* _Directions_
Quote the records beneath, complete and exact. Leave out images.

* _Material to process_
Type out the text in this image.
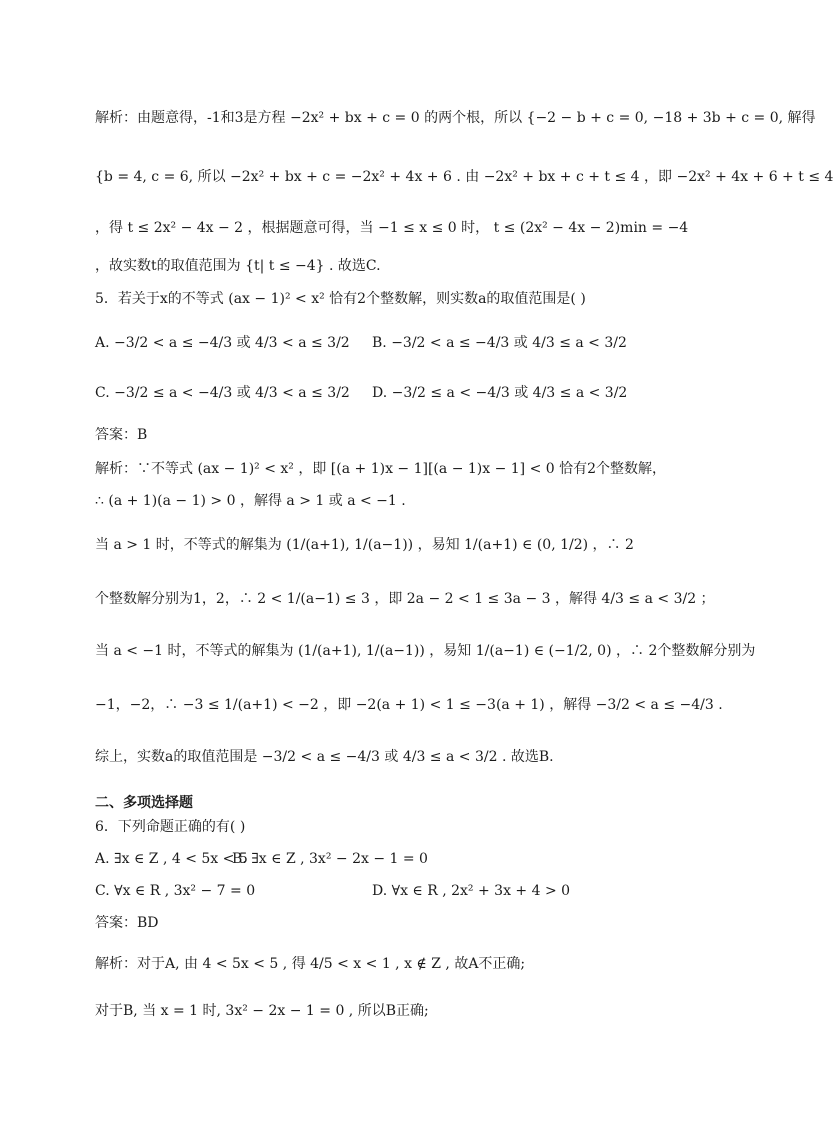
解析：由题意得，-1和3是方程 −2x² + bx + c = 0 的两个根，所以 {−2 − b + c = 0, −18 + 3b + c = 0, 解得
{b = 4, c = 6, 所以 −2x² + bx + c = −2x² + 4x + 6 . 由 −2x² + bx + c + t ≤ 4 ，即 −2x² + 4x + 6 + t ≤ 4
，得 t ≤ 2x² − 4x − 2 ，根据题意可得，当 −1 ≤ x ≤ 0 时， t ≤ (2x² − 4x − 2)min = −4
，故实数t的取值范围为 {t| t ≤ −4} . 故选C.
5．若关于x的不等式 (ax − 1)² < x² 恰有2个整数解，则实数a的取值范围是( )
A. −3/2 < a ≤ −4/3 或 4/3 < a ≤ 3/2	B. −3/2 < a ≤ −4/3 或 4/3 ≤ a < 3/2
C. −3/2 ≤ a < −4/3 或 4/3 < a ≤ 3/2	D. −3/2 ≤ a < −4/3 或 4/3 ≤ a < 3/2
答案：B
解析：∵不等式 (ax − 1)² < x² ，即 [(a + 1)x − 1][(a − 1)x − 1] < 0 恰有2个整数解，
∴ (a + 1)(a − 1) > 0 ，解得 a > 1 或 a < −1 .
当 a > 1 时，不等式的解集为 (1/(a+1), 1/(a−1)) ，易知 1/(a+1) ∈ (0, 1/2) ，∴ 2
个整数解分别为1，2，∴ 2 < 1/(a−1) ≤ 3 ，即 2a − 2 < 1 ≤ 3a − 3 ，解得 4/3 ≤ a < 3/2 ；
当 a < −1 时，不等式的解集为 (1/(a+1), 1/(a−1)) ，易知 1/(a−1) ∈ (−1/2, 0) ，∴ 2个整数解分别为
−1，−2，∴ −3 ≤ 1/(a+1) < −2 ，即 −2(a + 1) < 1 ≤ −3(a + 1) ，解得 −3/2 < a ≤ −4/3 .
综上，实数a的取值范围是 −3/2 < a ≤ −4/3 或 4/3 ≤ a < 3/2 . 故选B.
二、多项选择题
6．下列命题正确的有( )
A. ∃x ∈ Z , 4 < 5x < 5
B. ∃x ∈ Z , 3x² − 2x − 1 = 0
C. ∀x ∈ R , 3x² − 7 = 0	D. ∀x ∈ R , 2x² + 3x + 4 > 0
答案：BD
解析：对于A, 由 4 < 5x < 5 , 得 4/5 < x < 1 , x ∉ Z , 故A不正确;
对于B, 当 x = 1 时, 3x² − 2x − 1 = 0 , 所以B正确;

* _In response_
Type out the text in this image.
解析：由题意得，-1和3是方程 −2x² + bx + c = 0 的两个根，所以 {−2 − b + c = 0, −18 + 3b + c = 0, 解得
{b = 4, c = 6, 所以 −2x² + bx + c = −2x² + 4x + 6 . 由 −2x² + bx + c + t ≤ 4 ，即 −2x² + 4x + 6 + t ≤ 4
，得 t ≤ 2x² − 4x − 2 ，根据题意可得，当 −1 ≤ x ≤ 0 时， t ≤ (2x² − 4x − 2)min = −4
，故实数t的取值范围为 {t| t ≤ −4} . 故选C.
5．若关于x的不等式 (ax − 1)² < x² 恰有2个整数解，则实数a的取值范围是( )
A. −3/2 < a ≤ −4/3 或 4/3 < a ≤ 3/2	B. −3/2 < a ≤ −4/3 或 4/3 ≤ a < 3/2
C. −3/2 ≤ a < −4/3 或 4/3 < a ≤ 3/2	D. −3/2 ≤ a < −4/3 或 4/3 ≤ a < 3/2
答案：B
解析：∵不等式 (ax − 1)² < x² ，即 [(a + 1)x − 1][(a − 1)x − 1] < 0 恰有2个整数解，
∴ (a + 1)(a − 1) > 0 ，解得 a > 1 或 a < −1 .
当 a > 1 时，不等式的解集为 (1/(a+1), 1/(a−1)) ，易知 1/(a+1) ∈ (0, 1/2) ，∴ 2
个整数解分别为1，2，∴ 2 < 1/(a−1) ≤ 3 ，即 2a − 2 < 1 ≤ 3a − 3 ，解得 4/3 ≤ a < 3/2 ；
当 a < −1 时，不等式的解集为 (1/(a+1), 1/(a−1)) ，易知 1/(a−1) ∈ (−1/2, 0) ，∴ 2个整数解分别为
−1，−2，∴ −3 ≤ 1/(a+1) < −2 ，即 −2(a + 1) < 1 ≤ −3(a + 1) ，解得 −3/2 < a ≤ −4/3 .
综上，实数a的取值范围是 −3/2 < a ≤ −4/3 或 4/3 ≤ a < 3/2 . 故选B.
二、多项选择题
6．下列命题正确的有( )
A. ∃x ∈ Z , 4 < 5x < 5
B. ∃x ∈ Z , 3x² − 2x − 1 = 0
C. ∀x ∈ R , 3x² − 7 = 0	D. ∀x ∈ R , 2x² + 3x + 4 > 0
答案：BD
解析：对于A, 由 4 < 5x < 5 , 得 4/5 < x < 1 , x ∉ Z , 故A不正确;
对于B, 当 x = 1 时, 3x² − 2x − 1 = 0 , 所以B正确;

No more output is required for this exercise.